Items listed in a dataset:
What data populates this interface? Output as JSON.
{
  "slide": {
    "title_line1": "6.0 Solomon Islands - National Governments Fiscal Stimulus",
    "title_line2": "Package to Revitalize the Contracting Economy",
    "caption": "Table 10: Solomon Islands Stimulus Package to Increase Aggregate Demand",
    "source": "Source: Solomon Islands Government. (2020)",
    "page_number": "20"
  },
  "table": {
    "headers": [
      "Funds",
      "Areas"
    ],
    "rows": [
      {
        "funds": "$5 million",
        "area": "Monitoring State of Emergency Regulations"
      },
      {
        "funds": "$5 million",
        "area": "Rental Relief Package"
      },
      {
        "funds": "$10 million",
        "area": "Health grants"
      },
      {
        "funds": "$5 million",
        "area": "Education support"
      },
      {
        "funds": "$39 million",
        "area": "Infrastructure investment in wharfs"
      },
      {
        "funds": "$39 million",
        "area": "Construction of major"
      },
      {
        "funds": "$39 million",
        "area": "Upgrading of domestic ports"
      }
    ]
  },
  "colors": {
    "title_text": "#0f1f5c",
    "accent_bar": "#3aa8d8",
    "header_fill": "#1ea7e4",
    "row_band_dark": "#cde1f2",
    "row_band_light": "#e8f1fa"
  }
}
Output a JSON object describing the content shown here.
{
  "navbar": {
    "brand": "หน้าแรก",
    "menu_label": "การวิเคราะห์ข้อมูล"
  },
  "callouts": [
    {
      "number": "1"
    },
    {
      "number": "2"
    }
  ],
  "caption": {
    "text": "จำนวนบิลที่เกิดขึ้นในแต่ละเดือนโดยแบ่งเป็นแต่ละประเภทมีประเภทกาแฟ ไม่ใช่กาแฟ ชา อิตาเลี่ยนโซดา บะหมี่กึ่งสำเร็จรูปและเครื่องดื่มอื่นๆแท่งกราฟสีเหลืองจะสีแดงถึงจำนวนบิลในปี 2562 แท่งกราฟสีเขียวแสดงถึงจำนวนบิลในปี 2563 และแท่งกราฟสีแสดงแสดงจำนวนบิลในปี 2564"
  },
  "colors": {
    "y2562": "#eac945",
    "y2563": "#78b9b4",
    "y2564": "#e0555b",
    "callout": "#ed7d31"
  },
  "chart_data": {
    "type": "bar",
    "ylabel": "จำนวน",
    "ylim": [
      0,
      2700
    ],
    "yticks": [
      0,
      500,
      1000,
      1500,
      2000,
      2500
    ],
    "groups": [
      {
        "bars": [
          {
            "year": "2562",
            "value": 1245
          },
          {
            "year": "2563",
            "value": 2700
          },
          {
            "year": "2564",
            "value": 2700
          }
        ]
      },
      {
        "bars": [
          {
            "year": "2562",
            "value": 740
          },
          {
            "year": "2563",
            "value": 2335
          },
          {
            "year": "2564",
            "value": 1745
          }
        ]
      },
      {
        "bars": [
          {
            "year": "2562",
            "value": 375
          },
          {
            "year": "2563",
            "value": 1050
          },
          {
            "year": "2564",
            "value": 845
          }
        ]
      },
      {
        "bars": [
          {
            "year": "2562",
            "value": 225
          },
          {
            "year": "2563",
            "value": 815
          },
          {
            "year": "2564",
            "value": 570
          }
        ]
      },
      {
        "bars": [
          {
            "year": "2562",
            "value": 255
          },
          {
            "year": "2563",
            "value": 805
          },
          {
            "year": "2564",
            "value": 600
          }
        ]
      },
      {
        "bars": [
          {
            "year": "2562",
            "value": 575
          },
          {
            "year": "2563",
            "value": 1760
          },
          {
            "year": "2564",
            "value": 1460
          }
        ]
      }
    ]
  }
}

## YOUR INSTRUCTIONS
All of the data needs to be printed once more, exactly.

## TASK SOLUTION
What data populates this interface? Output as JSON.
{
  "slide": {
    "title_line1": "6.0 Solomon Islands - National Governments Fiscal Stimulus",
    "title_line2": "Package to Revitalize the Contracting Economy",
    "caption": "Table 10: Solomon Islands Stimulus Package to Increase Aggregate Demand",
    "source": "Source: Solomon Islands Government. (2020)",
    "page_number": "20"
  },
  "table": {
    "headers": [
      "Funds",
      "Areas"
    ],
    "rows": [
      {
        "funds": "$5 million",
        "area": "Monitoring State of Emergency Regulations"
      },
      {
        "funds": "$5 million",
        "area": "Rental Relief Package"
      },
      {
        "funds": "$10 million",
        "area": "Health grants"
      },
      {
        "funds": "$5 million",
        "area": "Education support"
      },
      {
        "funds": "$39 million",
        "area": "Infrastructure investment in wharfs"
      },
      {
        "funds": "$39 million",
        "area": "Construction of major"
      },
      {
        "funds": "$39 million",
        "area": "Upgrading of domestic ports"
      }
    ]
  },
  "colors": {
    "title_text": "#0f1f5c",
    "accent_bar": "#3aa8d8",
    "header_fill": "#1ea7e4",
    "row_band_dark": "#cde1f2",
    "row_band_light": "#e8f1fa"
  }
}
Output a JSON object describing the content shown here.
{
  "navbar": {
    "brand": "หน้าแรก",
    "menu_label": "การวิเคราะห์ข้อมูล"
  },
  "callouts": [
    {
      "number": "1"
    },
    {
      "number": "2"
    }
  ],
  "caption": {
    "text": "จำนวนบิลที่เกิดขึ้นในแต่ละเดือนโดยแบ่งเป็นแต่ละประเภทมีประเภทกาแฟ ไม่ใช่กาแฟ ชา อิตาเลี่ยนโซดา บะหมี่กึ่งสำเร็จรูปและเครื่องดื่มอื่นๆแท่งกราฟสีเหลืองจะสีแดงถึงจำนวนบิลในปี 2562 แท่งกราฟสีเขียวแสดงถึงจำนวนบิลในปี 2563 และแท่งกราฟสีแสดงแสดงจำนวนบิลในปี 2564"
  },
  "colors": {
    "y2562": "#eac945",
    "y2563": "#78b9b4",
    "y2564": "#e0555b",
    "callout": "#ed7d31"
  },
  "chart_data": {
    "type": "bar",
    "ylabel": "จำนวน",
    "ylim": [
      0,
      2700
    ],
    "yticks": [
      0,
      500,
      1000,
      1500,
      2000,
      2500
    ],
    "groups": [
      {
        "bars": [
          {
            "year": "2562",
            "value": 1245
          },
          {
            "year": "2563",
            "value": 2700
          },
          {
            "year": "2564",
            "value": 2700
          }
        ]
      },
      {
        "bars": [
          {
            "year": "2562",
            "value": 740
          },
          {
            "year": "2563",
            "value": 2335
          },
          {
            "year": "2564",
            "value": 1745
          }
        ]
      },
      {
        "bars": [
          {
            "year": "2562",
            "value": 375
          },
          {
            "year": "2563",
            "value": 1050
          },
          {
            "year": "2564",
            "value": 845
          }
        ]
      },
      {
        "bars": [
          {
            "year": "2562",
            "value": 225
          },
          {
            "year": "2563",
            "value": 815
          },
          {
            "year": "2564",
            "value": 570
          }
        ]
      },
      {
        "bars": [
          {
            "year": "2562",
            "value": 255
          },
          {
            "year": "2563",
            "value": 805
          },
          {
            "year": "2564",
            "value": 600
          }
        ]
      },
      {
        "bars": [
          {
            "year": "2562",
            "value": 575
          },
          {
            "year": "2563",
            "value": 1760
          },
          {
            "year": "2564",
            "value": 1460
          }
        ]
      }
    ]
  }
}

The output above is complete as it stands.